- **WHAT YOU HAVE TO DO**:
Gather from the listing below each line that includes the word "Lack", and copy it.

begin RECORDED DATA

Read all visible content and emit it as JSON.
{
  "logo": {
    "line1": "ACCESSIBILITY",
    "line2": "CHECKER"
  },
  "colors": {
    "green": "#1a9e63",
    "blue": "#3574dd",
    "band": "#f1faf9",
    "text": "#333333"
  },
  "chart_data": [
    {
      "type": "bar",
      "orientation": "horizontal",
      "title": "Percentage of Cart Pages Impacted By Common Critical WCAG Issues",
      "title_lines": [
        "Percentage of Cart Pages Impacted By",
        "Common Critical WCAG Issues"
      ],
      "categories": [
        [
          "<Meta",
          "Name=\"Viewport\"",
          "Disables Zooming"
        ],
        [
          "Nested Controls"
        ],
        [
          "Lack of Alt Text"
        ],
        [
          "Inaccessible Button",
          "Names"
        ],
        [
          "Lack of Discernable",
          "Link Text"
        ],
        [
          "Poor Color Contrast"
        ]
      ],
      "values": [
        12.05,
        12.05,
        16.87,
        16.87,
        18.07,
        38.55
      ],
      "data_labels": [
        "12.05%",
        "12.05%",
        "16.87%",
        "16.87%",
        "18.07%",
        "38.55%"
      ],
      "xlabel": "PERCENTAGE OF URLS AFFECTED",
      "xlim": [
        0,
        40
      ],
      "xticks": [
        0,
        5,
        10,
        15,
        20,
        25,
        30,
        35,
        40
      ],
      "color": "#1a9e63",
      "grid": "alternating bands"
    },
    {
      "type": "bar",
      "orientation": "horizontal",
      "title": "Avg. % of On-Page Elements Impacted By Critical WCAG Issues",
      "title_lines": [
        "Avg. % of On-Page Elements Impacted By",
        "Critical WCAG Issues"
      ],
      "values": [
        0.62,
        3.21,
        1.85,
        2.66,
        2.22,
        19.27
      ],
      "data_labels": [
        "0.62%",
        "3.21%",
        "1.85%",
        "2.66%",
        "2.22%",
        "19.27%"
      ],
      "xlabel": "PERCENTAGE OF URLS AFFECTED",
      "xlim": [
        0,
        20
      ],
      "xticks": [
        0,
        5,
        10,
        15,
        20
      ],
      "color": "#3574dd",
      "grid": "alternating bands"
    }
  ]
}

end RECORDED DATA

- **TASK RESPONSE**:
          "Lack of Alt Text"
          "Lack of Discernable",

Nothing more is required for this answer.